▶ Source excerpt:
..........
When he shrugs off the heavy overcoat of writing program metaphors—a ha-ha is a boundary wall concealed in a ditch, it is...



First novel about a man badly scarred in Vietnam, and scarred by it, who at last begins recovery.

Howard Kapostash can only grunt, so he carries a card explaining his condition: he is of normal intelligence but can’t speak, read, or write. His emotional IQ has always lagged behind, however, and his war experiences have aggravated the problem. He’s still vaguely in love with his high-school sweetheart, Sylvia, even though her life is one of incompetent motherhood and addiction. When Sylvia’s sister forces her into rehab, Howard is pressed into taking care of Sylvia’s nine-year-old son, Ryan, a surly, wounded, and uncommunicative child with whom Howard has only a passing relationship. Living with him now, though, in the house where Howard once lived with his own emotionally wounded parents, a father-son relationship begins to grow. They share the house, without intimacy or much cordiality, with a Vietnamese-American soup-maker, Laurel, and with the house painters Steve and Harrison, whom Howard calls Nit and Nat. Howard buys Ryan a baseball glove, takes him to the fights, attends his school play. Gradually, emotional barriers fall, and, as the rehab stretches into to weeks, the five become a family, for the first time caring for one another’s well being. Howard, paterfamilias-like, even lends Harrison a suit to attend his father’s funeral. Then Sylvia returns, a new lover in tow, and Howard, after years of disappointment and just weeks of hope, is reduced to a bearlike existence. He lashes out at the new couple in an effort to protect his young and his family, violence that brings him a brief sanitarium sojourn. But the tide has turned. Howard slowly regains his humanity, his emotional life begins unfolding, and his newfound family begins to come back together.
..........
▶ What to produce: According to the review, what does Howard Kapostash carry to explain his condition? Please answer in one sentence. The data comes from a different source than the review.

▶ Data shown:
..........
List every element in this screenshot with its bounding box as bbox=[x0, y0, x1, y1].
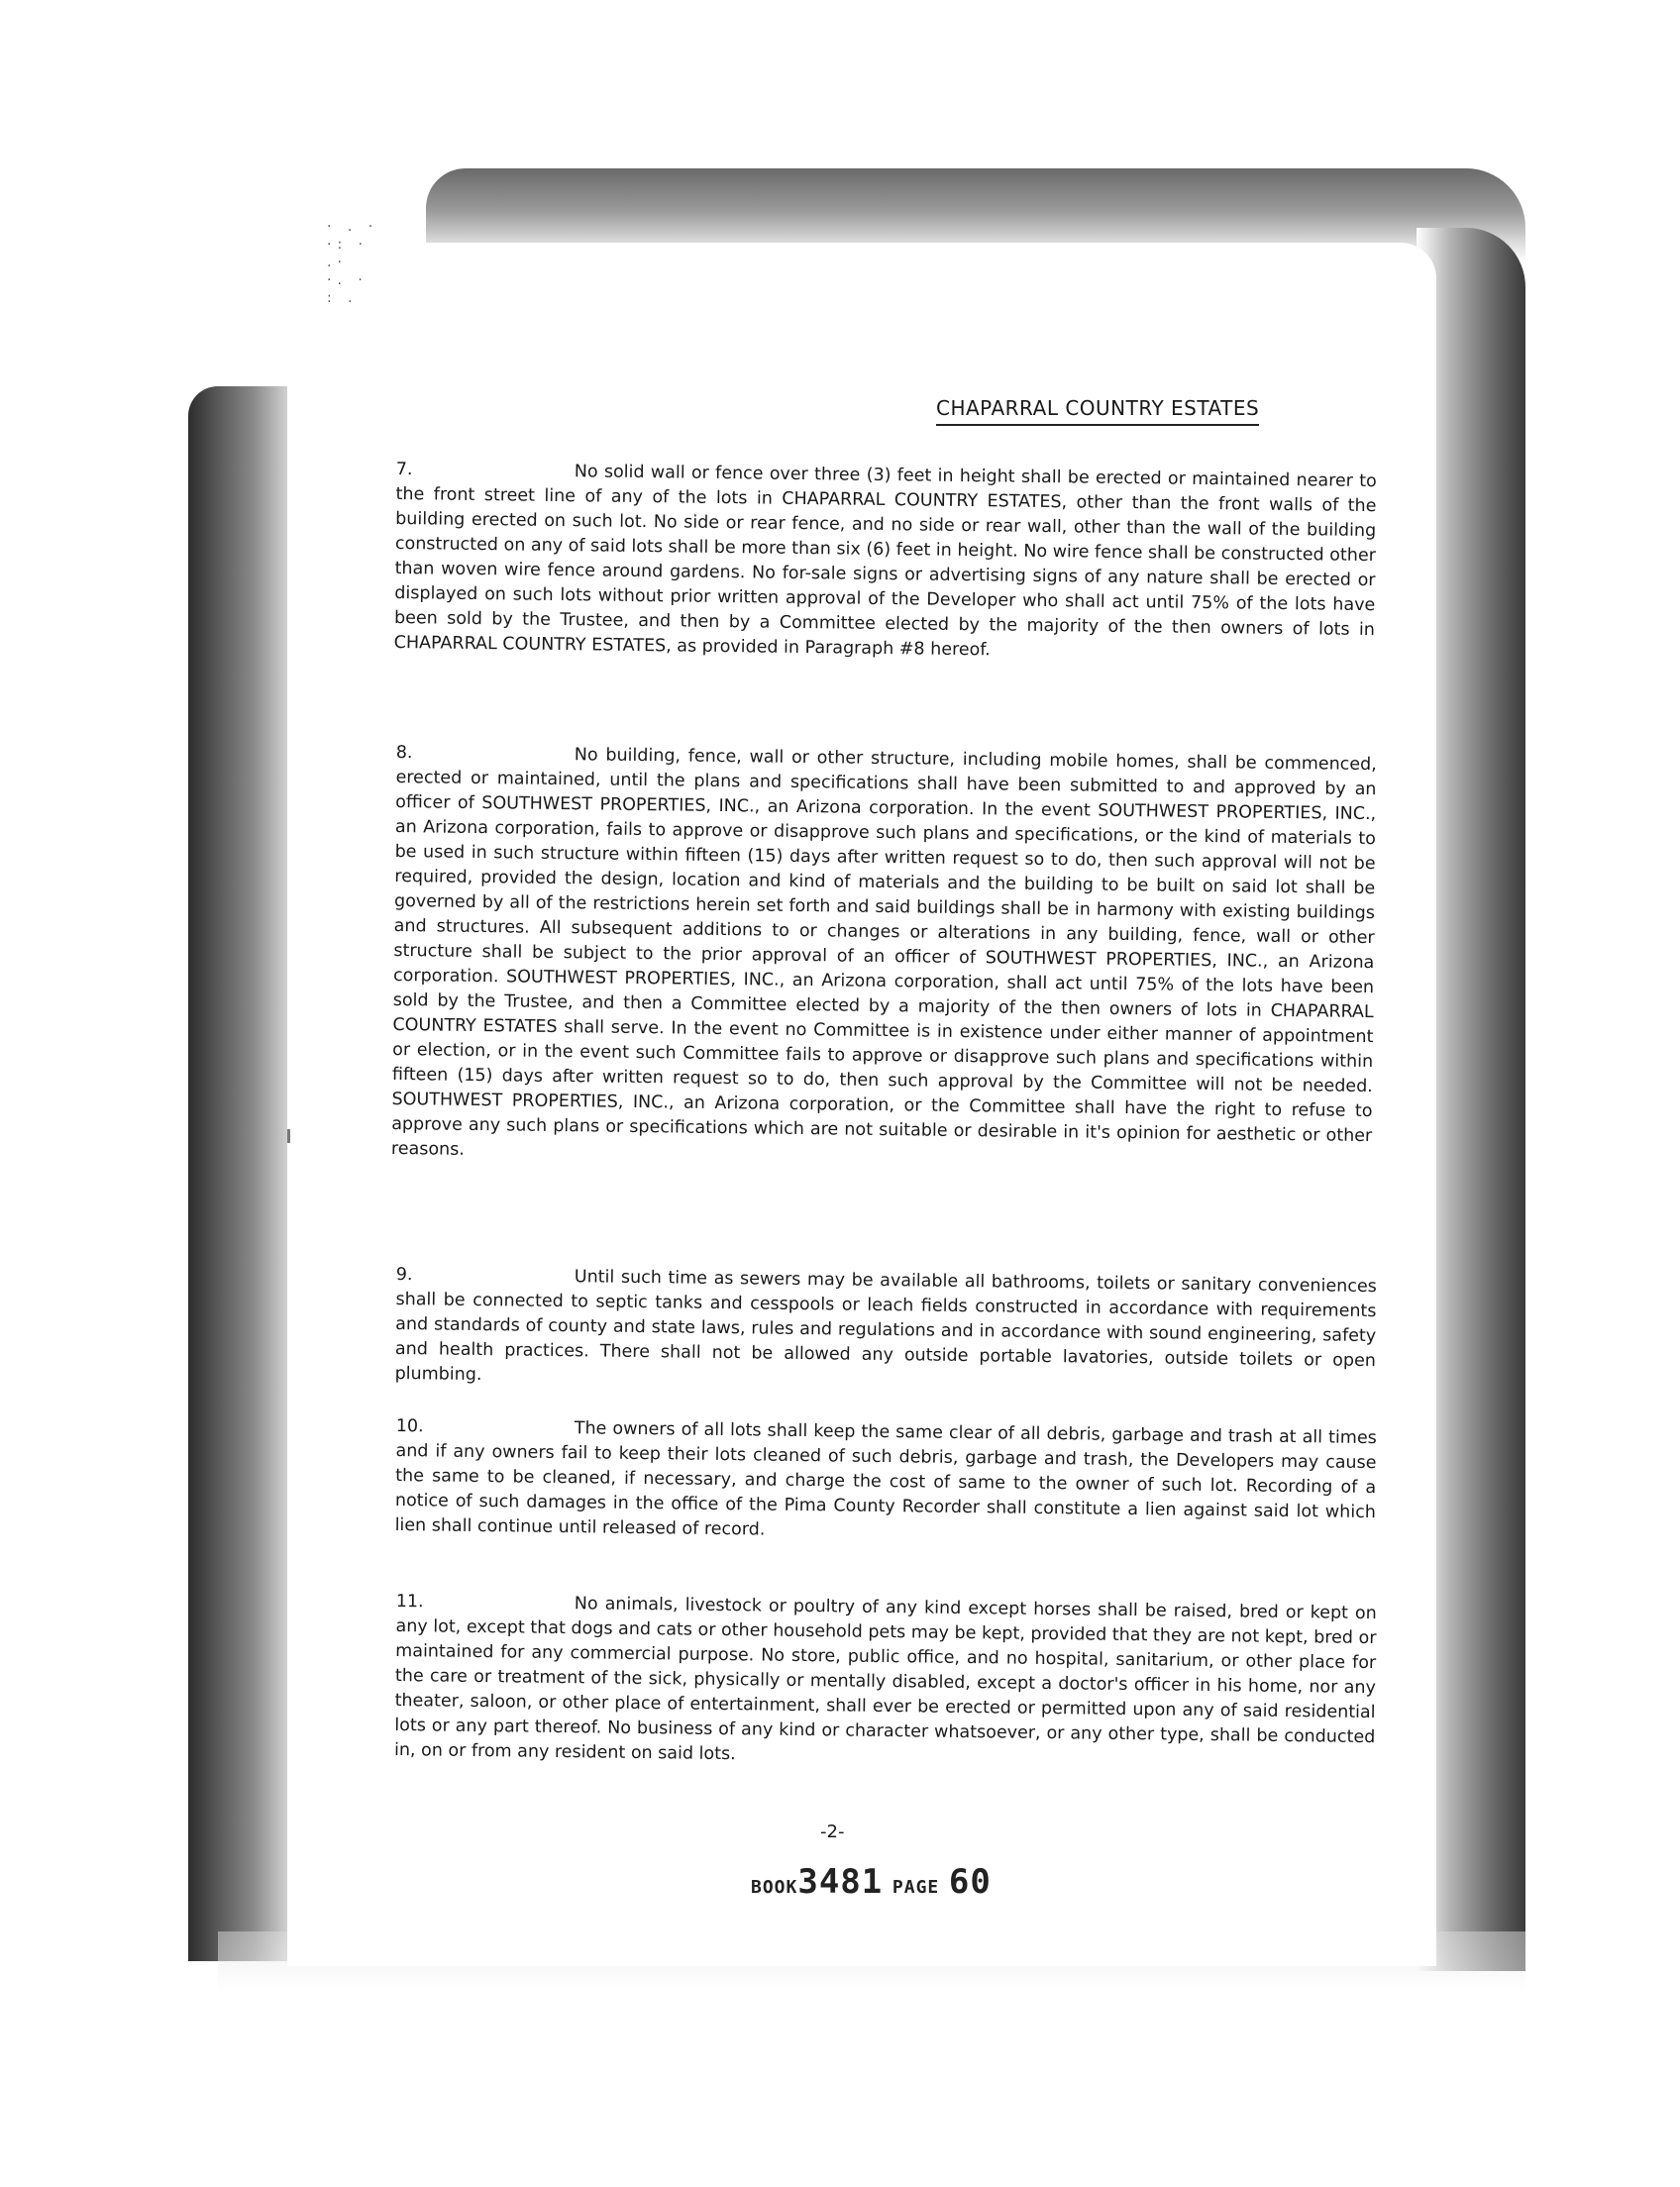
..........
▶ Response for this exercise: He carries a card stating that he is of normal intelligence but can't speak, read, or write.